__Tareas__.
a) Por favor, reescribe en forma de lista el párrafo del extracto que comienza con «Dado que el Espíritu puede operar», conservando sus datos principales.
b) Resume el extracto en dos oraciones.

__Extracto seleccionado__.

39. Dado que el Espíritu puede operar transformaciones en la configuración de su envoltura periespiritual, y puesto que esa envoltura se irradia en torno al cuerpo como una atmósfera fluídica, puede producirse en la superficie misma del cuerpo un fenómeno análogo al de las apariciones. La verdadera imagen del cuerpo puede desvanecerse más o menos completamente bajo una capa fluídica, y asumir otra apariencia; o bien, vistos a través de la capa fluídica modificada, como a través de un prisma, los rasgos primitivos pueden adoptar otra expresión. Si el Espíritu encarnado toma distancia de lo terrenal, y se identifica con las cosas del mundo espiritual, la expresión de un semblante desagradable puede volverse bella, radiante y hasta luminosa; si, por el contrario, el Espíritu es presa de bajas pasiones, un rostro hermoso puede tomar un aspecto horrible.

__Datos mostrados__.
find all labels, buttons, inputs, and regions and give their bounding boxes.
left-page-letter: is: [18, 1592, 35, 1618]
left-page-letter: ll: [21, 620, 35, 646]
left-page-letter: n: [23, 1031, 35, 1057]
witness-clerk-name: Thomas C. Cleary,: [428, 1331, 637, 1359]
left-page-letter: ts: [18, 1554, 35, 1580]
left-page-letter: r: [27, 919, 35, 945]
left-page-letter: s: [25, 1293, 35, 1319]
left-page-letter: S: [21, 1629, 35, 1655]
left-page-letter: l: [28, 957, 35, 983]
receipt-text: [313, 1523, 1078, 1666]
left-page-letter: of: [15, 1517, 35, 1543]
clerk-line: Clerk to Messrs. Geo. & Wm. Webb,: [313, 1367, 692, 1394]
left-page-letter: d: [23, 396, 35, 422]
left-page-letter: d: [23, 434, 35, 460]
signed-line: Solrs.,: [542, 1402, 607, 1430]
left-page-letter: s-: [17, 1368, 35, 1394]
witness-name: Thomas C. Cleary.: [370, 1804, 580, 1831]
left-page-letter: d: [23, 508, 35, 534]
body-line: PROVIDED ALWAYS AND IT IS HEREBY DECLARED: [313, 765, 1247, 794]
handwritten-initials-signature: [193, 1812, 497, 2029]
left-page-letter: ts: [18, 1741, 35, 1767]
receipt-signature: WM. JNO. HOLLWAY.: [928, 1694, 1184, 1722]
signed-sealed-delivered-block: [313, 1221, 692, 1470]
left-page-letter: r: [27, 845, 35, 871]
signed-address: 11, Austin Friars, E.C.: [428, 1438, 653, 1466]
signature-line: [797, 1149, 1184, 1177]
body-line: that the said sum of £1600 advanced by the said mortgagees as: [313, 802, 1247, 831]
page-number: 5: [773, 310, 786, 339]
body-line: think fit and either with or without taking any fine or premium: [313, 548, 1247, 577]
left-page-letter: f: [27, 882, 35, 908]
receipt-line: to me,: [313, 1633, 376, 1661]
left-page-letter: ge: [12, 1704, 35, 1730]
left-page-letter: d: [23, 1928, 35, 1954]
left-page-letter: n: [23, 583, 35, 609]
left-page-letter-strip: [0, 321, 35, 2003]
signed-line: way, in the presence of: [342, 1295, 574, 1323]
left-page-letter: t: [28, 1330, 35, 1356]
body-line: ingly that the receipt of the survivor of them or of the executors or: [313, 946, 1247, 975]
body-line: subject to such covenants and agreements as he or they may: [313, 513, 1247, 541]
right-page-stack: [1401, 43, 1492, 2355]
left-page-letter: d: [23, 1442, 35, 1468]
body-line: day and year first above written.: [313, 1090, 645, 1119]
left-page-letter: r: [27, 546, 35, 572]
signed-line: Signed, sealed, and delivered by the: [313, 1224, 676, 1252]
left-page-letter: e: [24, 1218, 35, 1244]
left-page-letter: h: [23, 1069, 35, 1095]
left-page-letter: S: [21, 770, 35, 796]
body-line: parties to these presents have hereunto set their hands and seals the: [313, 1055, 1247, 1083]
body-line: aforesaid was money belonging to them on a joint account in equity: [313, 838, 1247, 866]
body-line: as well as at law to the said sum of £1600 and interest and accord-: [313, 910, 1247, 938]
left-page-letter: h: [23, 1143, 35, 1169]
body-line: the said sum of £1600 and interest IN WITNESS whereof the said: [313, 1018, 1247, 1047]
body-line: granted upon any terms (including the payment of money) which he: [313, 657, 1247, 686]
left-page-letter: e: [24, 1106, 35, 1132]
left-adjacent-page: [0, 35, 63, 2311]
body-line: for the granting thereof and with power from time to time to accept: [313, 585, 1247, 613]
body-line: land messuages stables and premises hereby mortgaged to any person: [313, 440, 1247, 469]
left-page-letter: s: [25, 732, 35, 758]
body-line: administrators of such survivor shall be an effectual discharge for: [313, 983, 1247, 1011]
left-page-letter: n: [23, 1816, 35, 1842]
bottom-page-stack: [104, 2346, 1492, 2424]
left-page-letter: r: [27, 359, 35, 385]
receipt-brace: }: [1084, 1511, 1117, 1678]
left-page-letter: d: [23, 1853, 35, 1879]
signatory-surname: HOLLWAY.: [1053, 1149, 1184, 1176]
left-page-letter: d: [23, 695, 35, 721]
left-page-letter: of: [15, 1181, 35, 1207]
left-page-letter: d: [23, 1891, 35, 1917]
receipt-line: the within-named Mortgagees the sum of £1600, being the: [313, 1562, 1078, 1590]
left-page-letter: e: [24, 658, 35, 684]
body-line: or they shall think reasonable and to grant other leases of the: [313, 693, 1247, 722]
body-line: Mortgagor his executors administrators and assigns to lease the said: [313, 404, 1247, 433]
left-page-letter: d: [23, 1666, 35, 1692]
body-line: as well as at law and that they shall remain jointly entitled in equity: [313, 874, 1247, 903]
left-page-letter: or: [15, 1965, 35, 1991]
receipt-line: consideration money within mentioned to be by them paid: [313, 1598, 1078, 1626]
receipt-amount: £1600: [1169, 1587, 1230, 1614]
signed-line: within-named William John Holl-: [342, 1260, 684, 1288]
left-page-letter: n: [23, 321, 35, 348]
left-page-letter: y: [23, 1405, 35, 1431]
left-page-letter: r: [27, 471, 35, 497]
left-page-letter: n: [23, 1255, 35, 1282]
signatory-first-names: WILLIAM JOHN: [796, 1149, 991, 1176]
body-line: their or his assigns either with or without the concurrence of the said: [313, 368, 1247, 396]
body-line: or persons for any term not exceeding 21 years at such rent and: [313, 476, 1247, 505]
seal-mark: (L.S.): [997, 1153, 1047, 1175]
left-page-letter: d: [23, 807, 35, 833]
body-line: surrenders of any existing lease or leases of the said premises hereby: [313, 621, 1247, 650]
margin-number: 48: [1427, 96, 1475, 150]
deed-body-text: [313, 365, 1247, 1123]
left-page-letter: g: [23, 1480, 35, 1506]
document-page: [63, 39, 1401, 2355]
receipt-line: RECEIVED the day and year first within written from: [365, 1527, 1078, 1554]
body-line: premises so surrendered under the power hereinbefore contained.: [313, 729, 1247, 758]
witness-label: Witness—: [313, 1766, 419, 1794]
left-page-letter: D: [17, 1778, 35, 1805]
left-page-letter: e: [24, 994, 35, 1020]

__Soluciones__.
a)
- El Espíritu puede transformar la configuración de su envoltura periespiritual.
- Esa envoltura se irradia alrededor del cuerpo como una atmósfera fluídica.
- Por ello, en la superficie del cuerpo puede darse un fenómeno análogo al de las apariciones.
- La imagen verdadera del cuerpo puede desvanecerse bajo una capa fluídica y adoptar otra apariencia.
- Los rasgos primitivos, vistos a través de esa capa modificada como a través de un prisma, pueden cambiar de expresión.
- Si el Espíritu encarnado se aparta de lo terrenal y se identifica con el mundo espiritual, un semblante desagradable puede volverse bello, radiante e incluso luminoso.
- Si el Espíritu es presa de bajas pasiones, un rostro hermoso puede adquirir un aspecto horrible.

b) Como el Espíritu puede transformar su envoltura periespiritual, que se irradia alrededor del cuerpo como una atmósfera fluídica, en la superficie del cuerpo puede producirse un fenómeno análogo al de las apariciones, que altera su apariencia o la expresión de sus rasgos. Así, un semblante desagradable puede volverse bello y luminoso si el Espíritu encarnado se identifica con el mundo espiritual, y un rostro hermoso puede tornarse horrible si el Espíritu es presa de bajas pasiones.